--- Begin Extracted information ---

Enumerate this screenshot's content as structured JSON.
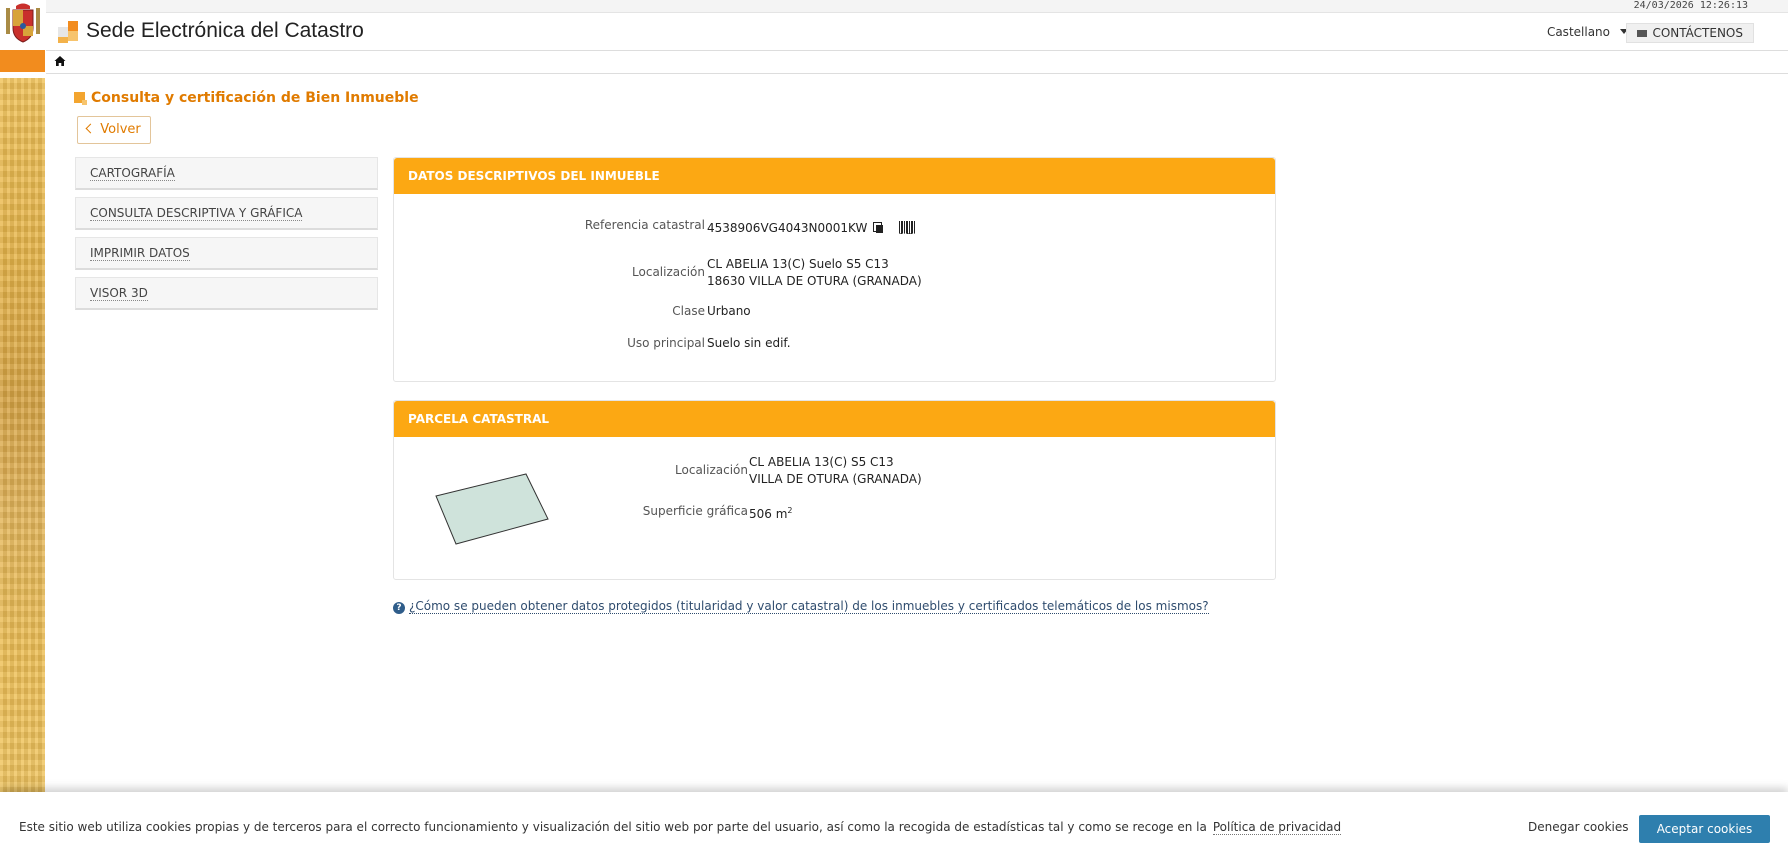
{
  "header": {
    "timestamp": "24/03/2026 12:26:13",
    "title": "Sede Electrónica del Catastro",
    "language": "Castellano",
    "contact_label": "CONTÁCTENOS"
  },
  "page": {
    "title": "Consulta y certificación de Bien Inmueble",
    "back_label": "Volver"
  },
  "side_menu": {
    "items": [
      {
        "label": "CARTOGRAFÍA"
      },
      {
        "label": "CONSULTA DESCRIPTIVA Y GRÁFICA"
      },
      {
        "label": "IMPRIMIR DATOS"
      },
      {
        "label": "VISOR 3D"
      }
    ]
  },
  "datos": {
    "heading": "DATOS DESCRIPTIVOS DEL INMUEBLE",
    "ref_label": "Referencia catastral",
    "ref_value": "4538906VG4043N0001KW",
    "loc_label": "Localización",
    "loc_line1": "CL ABELIA 13(C) Suelo S5 C13",
    "loc_line2": "18630 VILLA DE OTURA (GRANADA)",
    "clase_label": "Clase",
    "clase_value": "Urbano",
    "uso_label": "Uso principal",
    "uso_value": "Suelo sin edif."
  },
  "parcela": {
    "heading": "PARCELA CATASTRAL",
    "loc_label": "Localización",
    "loc_line1": "CL ABELIA 13(C) S5 C13",
    "loc_line2": "VILLA DE OTURA (GRANADA)",
    "sup_label": "Superficie gráfica",
    "sup_value": "506 m",
    "sup_unit_sup": "2",
    "parcel_fill": "#cfe3db"
  },
  "help": {
    "text": "¿Cómo se pueden obtener datos protegidos (titularidad y valor catastral) de los inmuebles y certificados telemáticos de los mismos?"
  },
  "cookies": {
    "text": "Este sitio web utiliza cookies propias y de terceros para el correcto funcionamiento y visualización del sitio web por parte del usuario, así como la recogida de estadísticas tal y como se recoge en la",
    "policy_link": "Política de privacidad",
    "deny_label": "Denegar cookies",
    "accept_label": "Aceptar cookies"
  },
  "colors": {
    "accent_orange": "#fca813",
    "title_orange": "#e07b00",
    "accept_blue": "#2e7fae"
  },
  "icons": [
    "spain-coat-of-arms-icon",
    "logo-blocks-icon",
    "caret-down-icon",
    "envelope-icon",
    "home-icon",
    "chevron-left-icon",
    "copy-icon",
    "barcode-icon",
    "help-icon"
  ]
}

--- End Extracted information ---

*Task details*
Reproduce every line above as written, skipping pictures.

*Correct result*
Enumerate this screenshot's content as structured JSON.
{
  "header": {
    "timestamp": "24/03/2026 12:26:13",
    "title": "Sede Electrónica del Catastro",
    "language": "Castellano",
    "contact_label": "CONTÁCTENOS"
  },
  "page": {
    "title": "Consulta y certificación de Bien Inmueble",
    "back_label": "Volver"
  },
  "side_menu": {
    "items": [
      {
        "label": "CARTOGRAFÍA"
      },
      {
        "label": "CONSULTA DESCRIPTIVA Y GRÁFICA"
      },
      {
        "label": "IMPRIMIR DATOS"
      },
      {
        "label": "VISOR 3D"
      }
    ]
  },
  "datos": {
    "heading": "DATOS DESCRIPTIVOS DEL INMUEBLE",
    "ref_label": "Referencia catastral",
    "ref_value": "4538906VG4043N0001KW",
    "loc_label": "Localización",
    "loc_line1": "CL ABELIA 13(C) Suelo S5 C13",
    "loc_line2": "18630 VILLA DE OTURA (GRANADA)",
    "clase_label": "Clase",
    "clase_value": "Urbano",
    "uso_label": "Uso principal",
    "uso_value": "Suelo sin edif."
  },
  "parcela": {
    "heading": "PARCELA CATASTRAL",
    "loc_label": "Localización",
    "loc_line1": "CL ABELIA 13(C) S5 C13",
    "loc_line2": "VILLA DE OTURA (GRANADA)",
    "sup_label": "Superficie gráfica",
    "sup_value": "506 m",
    "sup_unit_sup": "2",
    "parcel_fill": "#cfe3db"
  },
  "help": {
    "text": "¿Cómo se pueden obtener datos protegidos (titularidad y valor catastral) de los inmuebles y certificados telemáticos de los mismos?"
  },
  "cookies": {
    "text": "Este sitio web utiliza cookies propias y de terceros para el correcto funcionamiento y visualización del sitio web por parte del usuario, así como la recogida de estadísticas tal y como se recoge en la",
    "policy_link": "Política de privacidad",
    "deny_label": "Denegar cookies",
    "accept_label": "Aceptar cookies"
  },
  "colors": {
    "accent_orange": "#fca813",
    "title_orange": "#e07b00",
    "accept_blue": "#2e7fae"
  },
  "icons": [
    "spain-coat-of-arms-icon",
    "logo-blocks-icon",
    "caret-down-icon",
    "envelope-icon",
    "home-icon",
    "chevron-left-icon",
    "copy-icon",
    "barcode-icon",
    "help-icon"
  ]
}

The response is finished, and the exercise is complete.